Reproduce every line of the listing below without changing anything.

• [ENTRIES SHOWN]:

------------------------------

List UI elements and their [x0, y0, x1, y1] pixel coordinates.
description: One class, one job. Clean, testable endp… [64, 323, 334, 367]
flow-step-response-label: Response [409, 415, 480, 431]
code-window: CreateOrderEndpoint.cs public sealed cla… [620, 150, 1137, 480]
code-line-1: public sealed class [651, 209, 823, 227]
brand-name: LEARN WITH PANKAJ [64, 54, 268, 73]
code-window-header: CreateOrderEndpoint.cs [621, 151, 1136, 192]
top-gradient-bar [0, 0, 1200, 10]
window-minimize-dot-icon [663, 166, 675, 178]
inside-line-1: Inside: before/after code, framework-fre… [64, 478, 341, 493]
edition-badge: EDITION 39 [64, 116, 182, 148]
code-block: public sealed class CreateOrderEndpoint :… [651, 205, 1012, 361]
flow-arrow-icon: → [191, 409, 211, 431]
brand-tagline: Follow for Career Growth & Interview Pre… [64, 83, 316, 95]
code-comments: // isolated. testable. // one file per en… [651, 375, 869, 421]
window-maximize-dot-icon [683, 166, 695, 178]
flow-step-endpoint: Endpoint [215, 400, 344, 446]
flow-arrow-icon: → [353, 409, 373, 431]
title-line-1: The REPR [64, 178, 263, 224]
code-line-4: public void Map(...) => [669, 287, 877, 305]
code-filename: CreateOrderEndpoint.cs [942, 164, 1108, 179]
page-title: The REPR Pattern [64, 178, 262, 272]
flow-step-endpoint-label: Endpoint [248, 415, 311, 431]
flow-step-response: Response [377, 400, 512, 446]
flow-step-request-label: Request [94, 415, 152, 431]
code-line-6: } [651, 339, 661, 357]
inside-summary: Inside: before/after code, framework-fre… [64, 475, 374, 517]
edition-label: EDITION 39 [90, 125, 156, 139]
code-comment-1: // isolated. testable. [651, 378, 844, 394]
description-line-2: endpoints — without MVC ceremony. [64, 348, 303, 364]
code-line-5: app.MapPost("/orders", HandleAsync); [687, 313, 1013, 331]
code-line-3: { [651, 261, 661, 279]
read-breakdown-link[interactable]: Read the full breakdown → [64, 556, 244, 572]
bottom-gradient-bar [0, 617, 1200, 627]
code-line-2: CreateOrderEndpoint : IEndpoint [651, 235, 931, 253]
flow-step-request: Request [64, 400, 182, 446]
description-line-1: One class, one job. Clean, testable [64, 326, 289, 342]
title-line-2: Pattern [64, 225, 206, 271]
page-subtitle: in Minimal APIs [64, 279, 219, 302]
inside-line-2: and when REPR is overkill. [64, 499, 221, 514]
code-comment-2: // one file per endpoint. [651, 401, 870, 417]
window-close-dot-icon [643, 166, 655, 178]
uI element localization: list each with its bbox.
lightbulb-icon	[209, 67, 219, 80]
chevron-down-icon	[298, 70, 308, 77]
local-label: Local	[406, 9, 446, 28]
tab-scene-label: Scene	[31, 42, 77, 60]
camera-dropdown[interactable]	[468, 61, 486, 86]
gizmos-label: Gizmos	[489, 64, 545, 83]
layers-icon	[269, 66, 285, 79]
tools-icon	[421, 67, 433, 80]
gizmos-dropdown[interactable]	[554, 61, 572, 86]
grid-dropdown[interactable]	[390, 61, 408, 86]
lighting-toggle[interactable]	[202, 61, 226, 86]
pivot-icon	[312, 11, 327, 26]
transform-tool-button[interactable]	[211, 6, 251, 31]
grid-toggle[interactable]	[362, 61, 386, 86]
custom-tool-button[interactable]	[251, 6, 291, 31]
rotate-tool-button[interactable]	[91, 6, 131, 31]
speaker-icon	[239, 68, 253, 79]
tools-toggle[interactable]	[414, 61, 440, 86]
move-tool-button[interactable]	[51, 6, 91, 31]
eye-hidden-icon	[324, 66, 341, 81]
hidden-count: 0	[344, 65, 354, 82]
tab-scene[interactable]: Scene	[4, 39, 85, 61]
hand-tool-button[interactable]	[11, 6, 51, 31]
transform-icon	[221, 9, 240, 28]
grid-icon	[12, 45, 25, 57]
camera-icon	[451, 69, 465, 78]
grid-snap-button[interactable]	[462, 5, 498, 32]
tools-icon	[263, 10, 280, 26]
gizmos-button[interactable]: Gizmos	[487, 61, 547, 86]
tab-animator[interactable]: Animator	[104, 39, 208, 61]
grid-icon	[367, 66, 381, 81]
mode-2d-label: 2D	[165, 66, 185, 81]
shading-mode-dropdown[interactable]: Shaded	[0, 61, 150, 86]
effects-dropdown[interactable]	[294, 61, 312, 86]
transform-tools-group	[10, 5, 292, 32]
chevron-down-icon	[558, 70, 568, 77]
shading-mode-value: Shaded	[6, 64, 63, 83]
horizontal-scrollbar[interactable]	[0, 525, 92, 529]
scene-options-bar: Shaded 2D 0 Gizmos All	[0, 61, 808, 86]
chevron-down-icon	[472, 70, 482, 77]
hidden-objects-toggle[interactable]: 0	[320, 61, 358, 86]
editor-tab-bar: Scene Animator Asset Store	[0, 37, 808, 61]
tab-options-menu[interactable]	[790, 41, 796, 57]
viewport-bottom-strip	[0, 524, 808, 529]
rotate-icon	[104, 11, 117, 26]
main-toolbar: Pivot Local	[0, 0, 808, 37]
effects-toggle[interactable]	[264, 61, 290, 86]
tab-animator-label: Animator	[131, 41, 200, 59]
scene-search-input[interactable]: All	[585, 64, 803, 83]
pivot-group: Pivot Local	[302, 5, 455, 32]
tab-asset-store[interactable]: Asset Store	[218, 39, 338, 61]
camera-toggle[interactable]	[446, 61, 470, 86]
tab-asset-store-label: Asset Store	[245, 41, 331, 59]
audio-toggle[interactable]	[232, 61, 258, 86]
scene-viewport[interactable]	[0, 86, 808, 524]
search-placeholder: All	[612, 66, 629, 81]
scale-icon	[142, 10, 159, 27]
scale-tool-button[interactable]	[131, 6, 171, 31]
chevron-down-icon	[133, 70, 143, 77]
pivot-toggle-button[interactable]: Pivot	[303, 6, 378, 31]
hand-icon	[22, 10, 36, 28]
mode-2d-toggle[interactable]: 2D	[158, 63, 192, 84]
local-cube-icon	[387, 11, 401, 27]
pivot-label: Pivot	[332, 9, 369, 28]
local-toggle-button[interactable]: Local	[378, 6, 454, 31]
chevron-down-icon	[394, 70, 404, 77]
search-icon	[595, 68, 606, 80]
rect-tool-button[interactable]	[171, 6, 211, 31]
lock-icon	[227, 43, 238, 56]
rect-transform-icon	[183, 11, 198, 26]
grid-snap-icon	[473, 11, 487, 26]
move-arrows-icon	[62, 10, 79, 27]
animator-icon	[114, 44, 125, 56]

------------------------------

• [RESULT BELOW]:
List UI elements and their [x0, y0, x1, y1] pixel coordinates.
description: One class, one job. Clean, testable endp… [64, 323, 334, 367]
flow-step-response-label: Response [409, 415, 480, 431]
code-window: CreateOrderEndpoint.cs public sealed cla… [620, 150, 1137, 480]
code-line-1: public sealed class [651, 209, 823, 227]
brand-name: LEARN WITH PANKAJ [64, 54, 268, 73]
code-window-header: CreateOrderEndpoint.cs [621, 151, 1136, 192]
top-gradient-bar [0, 0, 1200, 10]
window-minimize-dot-icon [663, 166, 675, 178]
inside-line-1: Inside: before/after code, framework-fre… [64, 478, 341, 493]
edition-badge: EDITION 39 [64, 116, 182, 148]
code-block: public sealed class CreateOrderEndpoint :… [651, 205, 1012, 361]
flow-arrow-icon: → [191, 409, 211, 431]
brand-tagline: Follow for Career Growth & Interview Pre… [64, 83, 316, 95]
code-comments: // isolated. testable. // one file per en… [651, 375, 869, 421]
window-maximize-dot-icon [683, 166, 695, 178]
flow-step-endpoint: Endpoint [215, 400, 344, 446]
flow-arrow-icon: → [353, 409, 373, 431]
title-line-1: The REPR [64, 178, 263, 224]
code-line-4: public void Map(...) => [669, 287, 877, 305]
code-filename: CreateOrderEndpoint.cs [942, 164, 1108, 179]
page-title: The REPR Pattern [64, 178, 262, 272]
flow-step-endpoint-label: Endpoint [248, 415, 311, 431]
flow-step-response: Response [377, 400, 512, 446]
flow-step-request-label: Request [94, 415, 152, 431]
code-line-6: } [651, 339, 661, 357]
inside-summary: Inside: before/after code, framework-fre… [64, 475, 374, 517]
edition-label: EDITION 39 [90, 125, 156, 139]
code-comment-1: // isolated. testable. [651, 378, 844, 394]
description-line-2: endpoints — without MVC ceremony. [64, 348, 303, 364]
code-line-5: app.MapPost("/orders", HandleAsync); [687, 313, 1013, 331]
code-line-3: { [651, 261, 661, 279]
read-breakdown-link[interactable]: Read the full breakdown → [64, 556, 244, 572]
bottom-gradient-bar [0, 617, 1200, 627]
code-line-2: CreateOrderEndpoint : IEndpoint [651, 235, 931, 253]
flow-step-request: Request [64, 400, 182, 446]
description-line-1: One class, one job. Clean, testable [64, 326, 289, 342]
title-line-2: Pattern [64, 225, 206, 271]
page-subtitle: in Minimal APIs [64, 279, 219, 302]
inside-line-2: and when REPR is overkill. [64, 499, 221, 514]
code-comment-2: // one file per endpoint. [651, 401, 870, 417]
window-close-dot-icon [643, 166, 655, 178]
uI element localization: list each with its bbox.
lightbulb-icon	[209, 67, 219, 80]
chevron-down-icon	[298, 70, 308, 77]
local-label: Local	[406, 9, 446, 28]
tab-scene-label: Scene	[31, 42, 77, 60]
camera-dropdown[interactable]	[468, 61, 486, 86]
gizmos-label: Gizmos	[489, 64, 545, 83]
layers-icon	[269, 66, 285, 79]
tools-icon	[421, 67, 433, 80]
gizmos-dropdown[interactable]	[554, 61, 572, 86]
grid-dropdown[interactable]	[390, 61, 408, 86]
lighting-toggle[interactable]	[202, 61, 226, 86]
pivot-icon	[312, 11, 327, 26]
transform-tool-button[interactable]	[211, 6, 251, 31]
grid-toggle[interactable]	[362, 61, 386, 86]
custom-tool-button[interactable]	[251, 6, 291, 31]
rotate-tool-button[interactable]	[91, 6, 131, 31]
speaker-icon	[239, 68, 253, 79]
tools-toggle[interactable]	[414, 61, 440, 86]
move-tool-button[interactable]	[51, 6, 91, 31]
eye-hidden-icon	[324, 66, 341, 81]
hidden-count: 0	[344, 65, 354, 82]
tab-scene[interactable]: Scene	[4, 39, 85, 61]
hand-tool-button[interactable]	[11, 6, 51, 31]
transform-icon	[221, 9, 240, 28]
grid-icon	[12, 45, 25, 57]
camera-icon	[451, 69, 465, 78]
grid-snap-button[interactable]	[462, 5, 498, 32]
tools-icon	[263, 10, 280, 26]
gizmos-button[interactable]: Gizmos	[487, 61, 547, 86]
tab-animator[interactable]: Animator	[104, 39, 208, 61]
grid-icon	[367, 66, 381, 81]
mode-2d-label: 2D	[165, 66, 185, 81]
shading-mode-dropdown[interactable]: Shaded	[0, 61, 150, 86]
effects-dropdown[interactable]	[294, 61, 312, 86]
transform-tools-group	[10, 5, 292, 32]
chevron-down-icon	[558, 70, 568, 77]
shading-mode-value: Shaded	[6, 64, 63, 83]
horizontal-scrollbar[interactable]	[0, 525, 92, 529]
scene-options-bar: Shaded 2D 0 Gizmos All	[0, 61, 808, 86]
chevron-down-icon	[472, 70, 482, 77]
hidden-objects-toggle[interactable]: 0	[320, 61, 358, 86]
editor-tab-bar: Scene Animator Asset Store	[0, 37, 808, 61]
tab-options-menu[interactable]	[790, 41, 796, 57]
viewport-bottom-strip	[0, 524, 808, 529]
rotate-icon	[104, 11, 117, 26]
main-toolbar: Pivot Local	[0, 0, 808, 37]
effects-toggle[interactable]	[264, 61, 290, 86]
tab-animator-label: Animator	[131, 41, 200, 59]
scene-search-input[interactable]: All	[585, 64, 803, 83]
pivot-group: Pivot Local	[302, 5, 455, 32]
tab-asset-store[interactable]: Asset Store	[218, 39, 338, 61]
camera-toggle[interactable]	[446, 61, 470, 86]
tab-asset-store-label: Asset Store	[245, 41, 331, 59]
audio-toggle[interactable]	[232, 61, 258, 86]
scene-viewport[interactable]	[0, 86, 808, 524]
search-placeholder: All	[612, 66, 629, 81]
scale-icon	[142, 10, 159, 27]
scale-tool-button[interactable]	[131, 6, 171, 31]
chevron-down-icon	[133, 70, 143, 77]
pivot-toggle-button[interactable]: Pivot	[303, 6, 378, 31]
hand-icon	[22, 10, 36, 28]
mode-2d-toggle[interactable]: 2D	[158, 63, 192, 84]
local-cube-icon	[387, 11, 401, 27]
pivot-label: Pivot	[332, 9, 369, 28]
local-toggle-button[interactable]: Local	[378, 6, 454, 31]
chevron-down-icon	[394, 70, 404, 77]
search-icon	[595, 68, 606, 80]
rect-tool-button[interactable]	[171, 6, 211, 31]
lock-icon	[227, 43, 238, 56]
rect-transform-icon	[183, 11, 198, 26]
grid-snap-icon	[473, 11, 487, 26]
move-arrows-icon	[62, 10, 79, 27]
animator-icon	[114, 44, 125, 56]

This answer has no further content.